→ **WRITTEN EXERCISE**: Reproduce the stretch from the line containing "recipient-row: 受文者： 張家寧" through the line containing "redaction-block bbox=[664, 332, 720, 356]", swapping "redaction-block" for "masked-block" and keeping everything else unchanged.

──────── SUPPLIED RECORDS ────────

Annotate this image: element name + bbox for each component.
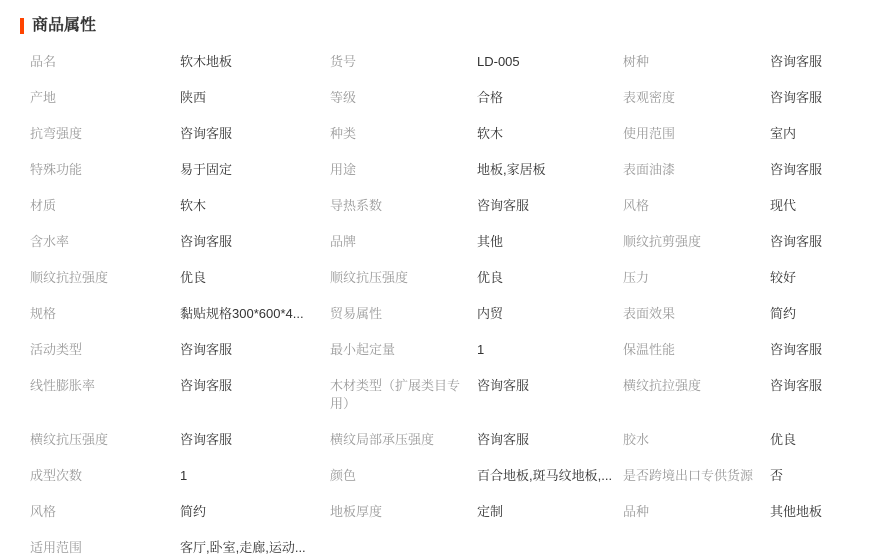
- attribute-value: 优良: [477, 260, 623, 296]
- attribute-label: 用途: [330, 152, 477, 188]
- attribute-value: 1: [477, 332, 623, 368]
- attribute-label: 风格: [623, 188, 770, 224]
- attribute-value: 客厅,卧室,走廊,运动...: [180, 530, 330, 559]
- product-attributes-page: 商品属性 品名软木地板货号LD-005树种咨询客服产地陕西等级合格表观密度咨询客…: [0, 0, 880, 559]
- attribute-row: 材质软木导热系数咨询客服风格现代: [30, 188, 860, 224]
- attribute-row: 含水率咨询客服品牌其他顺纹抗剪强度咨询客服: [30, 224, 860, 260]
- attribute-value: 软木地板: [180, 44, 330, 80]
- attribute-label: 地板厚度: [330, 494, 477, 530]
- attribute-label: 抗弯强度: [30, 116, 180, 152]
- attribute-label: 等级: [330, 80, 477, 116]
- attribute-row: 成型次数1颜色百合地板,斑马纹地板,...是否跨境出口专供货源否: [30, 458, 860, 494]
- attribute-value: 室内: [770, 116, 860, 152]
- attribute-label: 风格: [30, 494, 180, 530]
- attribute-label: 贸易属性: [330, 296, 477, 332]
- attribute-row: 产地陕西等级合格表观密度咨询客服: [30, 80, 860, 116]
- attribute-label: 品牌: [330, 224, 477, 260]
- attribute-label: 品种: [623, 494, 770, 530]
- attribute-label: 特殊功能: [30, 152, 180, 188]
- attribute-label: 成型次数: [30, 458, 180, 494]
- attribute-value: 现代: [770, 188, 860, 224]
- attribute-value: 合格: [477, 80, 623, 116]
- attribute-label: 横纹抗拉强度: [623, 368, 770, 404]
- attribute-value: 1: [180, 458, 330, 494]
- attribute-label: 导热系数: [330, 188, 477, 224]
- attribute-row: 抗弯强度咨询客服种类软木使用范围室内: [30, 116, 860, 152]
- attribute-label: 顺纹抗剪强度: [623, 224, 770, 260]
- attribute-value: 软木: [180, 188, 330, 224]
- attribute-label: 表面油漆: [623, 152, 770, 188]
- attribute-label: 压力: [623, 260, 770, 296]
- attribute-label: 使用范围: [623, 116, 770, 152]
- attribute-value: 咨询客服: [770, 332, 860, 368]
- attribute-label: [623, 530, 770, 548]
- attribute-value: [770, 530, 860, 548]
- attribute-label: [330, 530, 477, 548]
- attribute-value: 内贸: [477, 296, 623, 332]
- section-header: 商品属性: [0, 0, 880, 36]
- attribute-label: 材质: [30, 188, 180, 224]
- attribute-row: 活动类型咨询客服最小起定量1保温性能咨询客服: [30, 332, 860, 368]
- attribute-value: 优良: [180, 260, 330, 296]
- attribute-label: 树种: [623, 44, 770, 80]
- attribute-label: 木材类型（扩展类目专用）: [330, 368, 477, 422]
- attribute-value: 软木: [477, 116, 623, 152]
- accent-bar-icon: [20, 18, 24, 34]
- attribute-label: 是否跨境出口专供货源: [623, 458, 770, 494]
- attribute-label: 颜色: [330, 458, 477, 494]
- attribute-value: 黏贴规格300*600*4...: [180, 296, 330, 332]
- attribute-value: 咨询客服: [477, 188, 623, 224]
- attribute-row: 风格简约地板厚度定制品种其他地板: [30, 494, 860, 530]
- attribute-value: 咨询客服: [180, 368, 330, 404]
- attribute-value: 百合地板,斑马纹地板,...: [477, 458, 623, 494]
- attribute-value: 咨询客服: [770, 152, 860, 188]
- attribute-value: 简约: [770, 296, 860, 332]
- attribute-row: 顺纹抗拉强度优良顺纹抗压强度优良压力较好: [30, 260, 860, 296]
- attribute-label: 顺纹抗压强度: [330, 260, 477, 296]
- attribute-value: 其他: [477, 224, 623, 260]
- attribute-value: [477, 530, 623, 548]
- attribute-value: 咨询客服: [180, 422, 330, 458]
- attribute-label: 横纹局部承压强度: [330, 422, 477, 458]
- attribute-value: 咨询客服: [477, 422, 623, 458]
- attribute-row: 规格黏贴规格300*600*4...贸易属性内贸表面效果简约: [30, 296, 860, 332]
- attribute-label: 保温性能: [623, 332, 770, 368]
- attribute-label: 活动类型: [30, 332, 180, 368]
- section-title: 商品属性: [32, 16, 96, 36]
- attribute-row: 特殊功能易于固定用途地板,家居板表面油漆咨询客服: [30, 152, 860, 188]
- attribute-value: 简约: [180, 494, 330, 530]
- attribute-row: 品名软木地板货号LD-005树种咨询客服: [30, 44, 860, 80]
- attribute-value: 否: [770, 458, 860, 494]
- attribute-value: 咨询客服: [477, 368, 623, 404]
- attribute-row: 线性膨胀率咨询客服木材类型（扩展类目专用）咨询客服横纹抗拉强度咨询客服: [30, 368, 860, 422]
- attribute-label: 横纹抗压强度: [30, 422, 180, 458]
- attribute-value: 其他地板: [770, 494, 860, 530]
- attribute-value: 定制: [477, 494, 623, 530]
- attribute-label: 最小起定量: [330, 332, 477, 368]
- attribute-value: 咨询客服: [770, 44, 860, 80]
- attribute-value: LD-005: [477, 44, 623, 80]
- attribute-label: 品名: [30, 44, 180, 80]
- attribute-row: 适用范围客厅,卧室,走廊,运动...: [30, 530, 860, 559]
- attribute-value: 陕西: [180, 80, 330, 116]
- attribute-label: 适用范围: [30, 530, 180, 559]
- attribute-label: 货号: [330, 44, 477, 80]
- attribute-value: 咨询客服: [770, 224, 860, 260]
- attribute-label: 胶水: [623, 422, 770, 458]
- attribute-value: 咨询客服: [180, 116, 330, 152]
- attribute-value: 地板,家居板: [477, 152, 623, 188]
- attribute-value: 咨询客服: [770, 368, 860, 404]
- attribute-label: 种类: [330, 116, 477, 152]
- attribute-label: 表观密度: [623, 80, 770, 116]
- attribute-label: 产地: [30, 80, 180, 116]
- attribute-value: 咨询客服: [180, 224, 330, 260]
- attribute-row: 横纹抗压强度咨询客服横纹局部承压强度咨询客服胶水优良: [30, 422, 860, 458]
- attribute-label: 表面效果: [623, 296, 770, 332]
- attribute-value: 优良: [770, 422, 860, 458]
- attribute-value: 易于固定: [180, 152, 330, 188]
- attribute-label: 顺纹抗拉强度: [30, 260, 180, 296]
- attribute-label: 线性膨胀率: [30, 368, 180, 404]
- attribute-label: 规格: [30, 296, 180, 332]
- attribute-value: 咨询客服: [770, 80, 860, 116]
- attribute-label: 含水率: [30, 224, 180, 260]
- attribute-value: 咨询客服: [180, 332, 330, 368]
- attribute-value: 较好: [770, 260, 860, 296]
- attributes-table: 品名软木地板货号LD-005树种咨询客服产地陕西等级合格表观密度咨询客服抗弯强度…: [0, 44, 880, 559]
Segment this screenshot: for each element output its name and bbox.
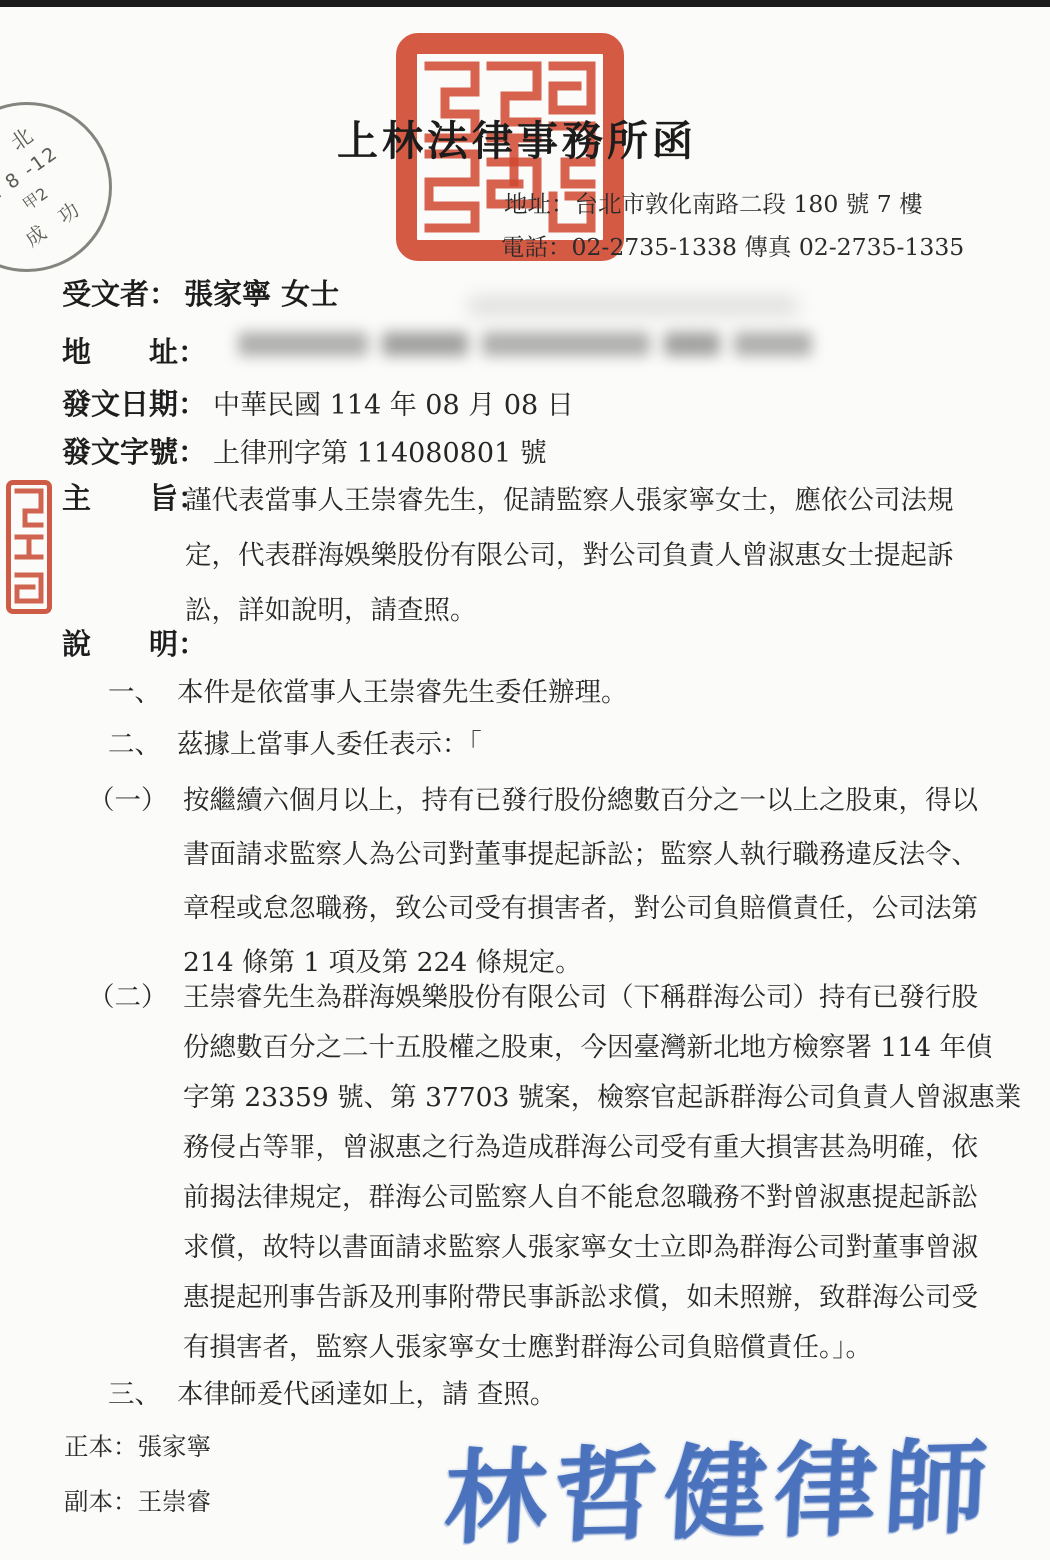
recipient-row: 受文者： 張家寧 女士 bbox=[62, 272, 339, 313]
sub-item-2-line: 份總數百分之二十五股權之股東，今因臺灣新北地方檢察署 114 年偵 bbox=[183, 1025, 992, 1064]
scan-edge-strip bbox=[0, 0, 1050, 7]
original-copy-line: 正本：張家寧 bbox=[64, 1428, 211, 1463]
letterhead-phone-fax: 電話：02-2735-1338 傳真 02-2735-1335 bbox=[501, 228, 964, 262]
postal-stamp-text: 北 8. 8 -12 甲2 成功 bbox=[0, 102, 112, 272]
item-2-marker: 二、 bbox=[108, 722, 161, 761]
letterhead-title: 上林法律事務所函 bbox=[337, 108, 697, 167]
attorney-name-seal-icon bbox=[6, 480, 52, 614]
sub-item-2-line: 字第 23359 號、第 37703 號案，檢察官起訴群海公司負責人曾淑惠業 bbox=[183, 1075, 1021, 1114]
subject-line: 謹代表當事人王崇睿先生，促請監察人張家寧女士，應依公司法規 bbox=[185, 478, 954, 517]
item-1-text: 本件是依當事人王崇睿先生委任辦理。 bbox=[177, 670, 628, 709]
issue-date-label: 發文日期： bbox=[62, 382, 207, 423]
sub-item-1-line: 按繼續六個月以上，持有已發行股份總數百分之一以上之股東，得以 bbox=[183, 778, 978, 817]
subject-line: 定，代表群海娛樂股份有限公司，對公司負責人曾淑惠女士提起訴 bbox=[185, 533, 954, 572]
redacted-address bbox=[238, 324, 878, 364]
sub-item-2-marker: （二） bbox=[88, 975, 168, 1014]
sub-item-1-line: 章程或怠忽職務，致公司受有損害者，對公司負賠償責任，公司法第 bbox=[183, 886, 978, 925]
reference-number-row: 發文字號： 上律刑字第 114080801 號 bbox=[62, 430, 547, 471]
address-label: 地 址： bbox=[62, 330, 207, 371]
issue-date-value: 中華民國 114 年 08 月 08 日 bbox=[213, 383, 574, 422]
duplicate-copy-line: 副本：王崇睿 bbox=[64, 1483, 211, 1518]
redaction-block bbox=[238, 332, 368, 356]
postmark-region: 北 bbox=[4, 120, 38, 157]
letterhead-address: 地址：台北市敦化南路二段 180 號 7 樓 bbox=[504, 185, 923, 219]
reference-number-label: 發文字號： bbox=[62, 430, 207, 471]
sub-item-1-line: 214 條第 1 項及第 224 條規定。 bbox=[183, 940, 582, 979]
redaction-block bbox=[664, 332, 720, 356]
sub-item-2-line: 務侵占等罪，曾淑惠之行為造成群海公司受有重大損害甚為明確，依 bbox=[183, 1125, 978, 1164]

────────

→ **TASK OUTPUT**:
recipient-row: 受文者： 張家寧 女士 bbox=[62, 272, 339, 313]
sub-item-2-line: 份總數百分之二十五股權之股東，今因臺灣新北地方檢察署 114 年偵 bbox=[183, 1025, 992, 1064]
scan-edge-strip bbox=[0, 0, 1050, 7]
original-copy-line: 正本：張家寧 bbox=[64, 1428, 211, 1463]
letterhead-phone-fax: 電話：02-2735-1338 傳真 02-2735-1335 bbox=[501, 228, 964, 262]
postal-stamp-text: 北 8. 8 -12 甲2 成功 bbox=[0, 102, 112, 272]
item-2-marker: 二、 bbox=[108, 722, 161, 761]
letterhead-title: 上林法律事務所函 bbox=[337, 108, 697, 167]
attorney-name-seal-icon bbox=[6, 480, 52, 614]
sub-item-2-line: 字第 23359 號、第 37703 號案，檢察官起訴群海公司負責人曾淑惠業 bbox=[183, 1075, 1021, 1114]
subject-line: 謹代表當事人王崇睿先生，促請監察人張家寧女士，應依公司法規 bbox=[185, 478, 954, 517]
item-1-text: 本件是依當事人王崇睿先生委任辦理。 bbox=[177, 670, 628, 709]
issue-date-label: 發文日期： bbox=[62, 382, 207, 423]
sub-item-1-line: 按繼續六個月以上，持有已發行股份總數百分之一以上之股東，得以 bbox=[183, 778, 978, 817]
subject-line: 定，代表群海娛樂股份有限公司，對公司負責人曾淑惠女士提起訴 bbox=[185, 533, 954, 572]
redacted-address bbox=[238, 324, 878, 364]
sub-item-2-marker: （二） bbox=[88, 975, 168, 1014]
sub-item-1-line: 章程或怠忽職務，致公司受有損害者，對公司負賠償責任，公司法第 bbox=[183, 886, 978, 925]
reference-number-row: 發文字號： 上律刑字第 114080801 號 bbox=[62, 430, 547, 471]
address-label: 地 址： bbox=[62, 330, 207, 371]
issue-date-value: 中華民國 114 年 08 月 08 日 bbox=[213, 383, 574, 422]
duplicate-copy-line: 副本：王崇睿 bbox=[64, 1483, 211, 1518]
masked-block bbox=[238, 332, 368, 356]
postmark-region: 北 bbox=[4, 120, 38, 157]
letterhead-address: 地址：台北市敦化南路二段 180 號 7 樓 bbox=[504, 185, 923, 219]
reference-number-label: 發文字號： bbox=[62, 430, 207, 471]
sub-item-1-line: 214 條第 1 項及第 224 條規定。 bbox=[183, 940, 582, 979]
masked-block bbox=[664, 332, 720, 356]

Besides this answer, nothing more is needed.